Record extracts —

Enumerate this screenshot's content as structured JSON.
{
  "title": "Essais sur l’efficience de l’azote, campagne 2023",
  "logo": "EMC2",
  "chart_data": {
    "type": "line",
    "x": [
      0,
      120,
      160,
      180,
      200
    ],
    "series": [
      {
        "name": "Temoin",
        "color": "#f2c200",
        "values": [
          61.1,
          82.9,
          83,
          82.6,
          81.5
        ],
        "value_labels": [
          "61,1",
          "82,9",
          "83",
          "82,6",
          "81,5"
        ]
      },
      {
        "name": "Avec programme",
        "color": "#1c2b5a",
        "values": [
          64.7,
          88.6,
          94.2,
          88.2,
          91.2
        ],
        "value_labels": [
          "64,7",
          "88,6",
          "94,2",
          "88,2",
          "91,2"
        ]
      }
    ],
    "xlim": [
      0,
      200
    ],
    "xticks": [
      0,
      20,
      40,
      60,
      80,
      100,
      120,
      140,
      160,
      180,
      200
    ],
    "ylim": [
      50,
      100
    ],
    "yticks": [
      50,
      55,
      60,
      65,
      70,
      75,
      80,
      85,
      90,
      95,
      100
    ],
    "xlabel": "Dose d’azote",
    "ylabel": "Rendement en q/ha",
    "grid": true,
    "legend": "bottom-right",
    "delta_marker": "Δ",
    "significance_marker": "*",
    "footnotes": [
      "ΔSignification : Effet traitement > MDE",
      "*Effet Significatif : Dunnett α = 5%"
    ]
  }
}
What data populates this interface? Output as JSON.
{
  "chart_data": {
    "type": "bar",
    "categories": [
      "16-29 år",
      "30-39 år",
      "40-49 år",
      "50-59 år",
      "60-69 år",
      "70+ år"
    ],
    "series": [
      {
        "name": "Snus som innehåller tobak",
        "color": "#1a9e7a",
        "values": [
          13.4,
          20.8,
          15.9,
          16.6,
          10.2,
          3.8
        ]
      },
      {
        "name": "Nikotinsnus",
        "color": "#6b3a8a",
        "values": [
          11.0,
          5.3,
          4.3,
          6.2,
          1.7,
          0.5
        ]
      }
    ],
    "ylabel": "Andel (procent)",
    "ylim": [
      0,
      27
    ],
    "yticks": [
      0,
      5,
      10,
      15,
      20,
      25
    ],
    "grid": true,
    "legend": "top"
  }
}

Short exercise —
Emit the full listing verbatim.

Task response —
Enumerate this screenshot's content as structured JSON.
{
  "title": "Essais sur l’efficience de l’azote, campagne 2023",
  "logo": "EMC2",
  "chart_data": {
    "type": "line",
    "x": [
      0,
      120,
      160,
      180,
      200
    ],
    "series": [
      {
        "name": "Temoin",
        "color": "#f2c200",
        "values": [
          61.1,
          82.9,
          83,
          82.6,
          81.5
        ],
        "value_labels": [
          "61,1",
          "82,9",
          "83",
          "82,6",
          "81,5"
        ]
      },
      {
        "name": "Avec programme",
        "color": "#1c2b5a",
        "values": [
          64.7,
          88.6,
          94.2,
          88.2,
          91.2
        ],
        "value_labels": [
          "64,7",
          "88,6",
          "94,2",
          "88,2",
          "91,2"
        ]
      }
    ],
    "xlim": [
      0,
      200
    ],
    "xticks": [
      0,
      20,
      40,
      60,
      80,
      100,
      120,
      140,
      160,
      180,
      200
    ],
    "ylim": [
      50,
      100
    ],
    "yticks": [
      50,
      55,
      60,
      65,
      70,
      75,
      80,
      85,
      90,
      95,
      100
    ],
    "xlabel": "Dose d’azote",
    "ylabel": "Rendement en q/ha",
    "grid": true,
    "legend": "bottom-right",
    "delta_marker": "Δ",
    "significance_marker": "*",
    "footnotes": [
      "ΔSignification : Effet traitement > MDE",
      "*Effet Significatif : Dunnett α = 5%"
    ]
  }
}
What data populates this interface? Output as JSON.
{
  "chart_data": {
    "type": "bar",
    "categories": [
      "16-29 år",
      "30-39 år",
      "40-49 år",
      "50-59 år",
      "60-69 år",
      "70+ år"
    ],
    "series": [
      {
        "name": "Snus som innehåller tobak",
        "color": "#1a9e7a",
        "values": [
          13.4,
          20.8,
          15.9,
          16.6,
          10.2,
          3.8
        ]
      },
      {
        "name": "Nikotinsnus",
        "color": "#6b3a8a",
        "values": [
          11.0,
          5.3,
          4.3,
          6.2,
          1.7,
          0.5
        ]
      }
    ],
    "ylabel": "Andel (procent)",
    "ylim": [
      0,
      27
    ],
    "yticks": [
      0,
      5,
      10,
      15,
      20,
      25
    ],
    "grid": true,
    "legend": "top"
  }
}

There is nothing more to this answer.